> Task to carry out
Show each line from the listing that includes the word "ndatos".
◆ ◆ ◆ ◆ ◆ ◆ ◆
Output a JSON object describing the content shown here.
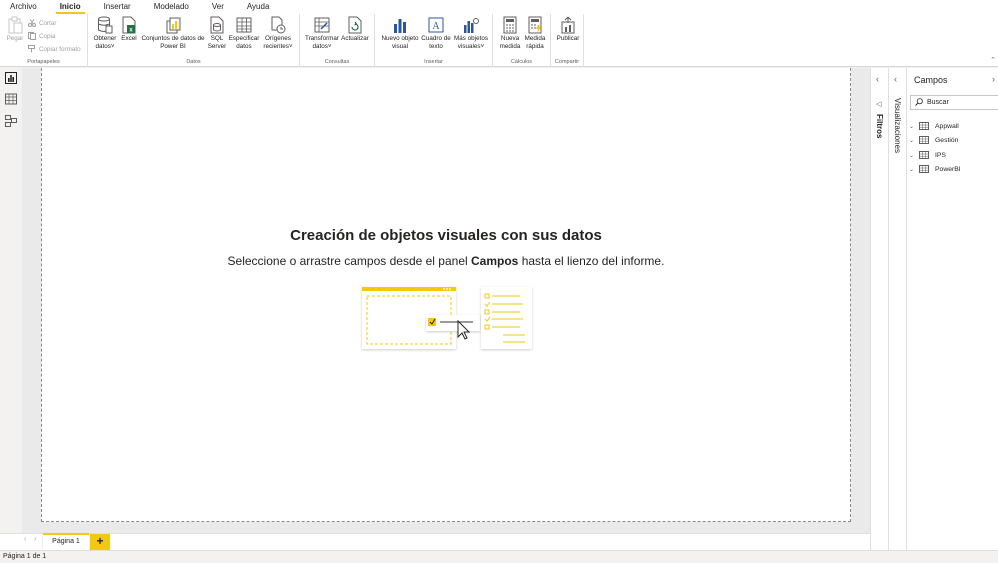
{
  "menu": {
    "tabs": [
      "Archivo",
      "Inicio",
      "Insertar",
      "Modelado",
      "Ver",
      "Ayuda"
    ],
    "active": "Inicio"
  },
  "ribbon": {
    "clipboard": {
      "paste": "Pegar",
      "cut": "Cortar",
      "copy": "Copia",
      "format_painter": "Copiar formato",
      "label": "Portapapeles"
    },
    "data": {
      "get_data": "Obtener\ndatos˅",
      "excel": "Excel",
      "datasets": "Conjuntos de datos de\nPower BI",
      "sql": "SQL\nServer",
      "enter_data": "Especificar\ndatos",
      "recent": "Orígenes\nrecientes˅",
      "label": "Datos"
    },
    "queries": {
      "transform": "Transformar\ndatos˅",
      "refresh": "Actualizar",
      "label": "Consultas"
    },
    "insert": {
      "new_visual": "Nuevo objeto\nvisual",
      "text_box": "Cuadro de\ntexto",
      "more_visuals": "Más objetos\nvisuales˅",
      "label": "Insertar"
    },
    "calculations": {
      "new_measure": "Nueva\nmedida",
      "quick_measure": "Medida\nrápida",
      "label": "Cálculos"
    },
    "share": {
      "publish": "Publicar",
      "label": "Compartir"
    }
  },
  "canvas": {
    "title": "Creación de objetos visuales con sus datos",
    "subtitle_before": "Seleccione o arrastre campos desde el panel ",
    "subtitle_bold": "Campos",
    "subtitle_after": " hasta el lienzo del informe."
  },
  "pages": {
    "tabs": [
      "Página 1"
    ],
    "add_label": "+"
  },
  "status": {
    "text": "Página 1 de 1"
  },
  "panes": {
    "filters_label": "Filtros",
    "visualizations_label": "Visualizaciones",
    "fields": {
      "title": "Campos",
      "search_placeholder": "Buscar",
      "tables": [
        "Appwall",
        "Gestión",
        "IPS",
        "PowerBI"
      ]
    }
  },
  "colors": {
    "accent": "#f2c811",
    "excel_green": "#217346",
    "icon_blue": "#2b579a"
  },
  "icons": {
    "report_view": "bar-chart-icon",
    "data_view": "table-grid-icon",
    "model_view": "model-icon"
  }
}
◆ ◆ ◆ ◆ ◆ ◆ ◆
> Response area
      "get_data": "Obtener\ndatos˅",
      "enter_data": "Especificar\ndatos",
      "transform": "Transformar\ndatos˅",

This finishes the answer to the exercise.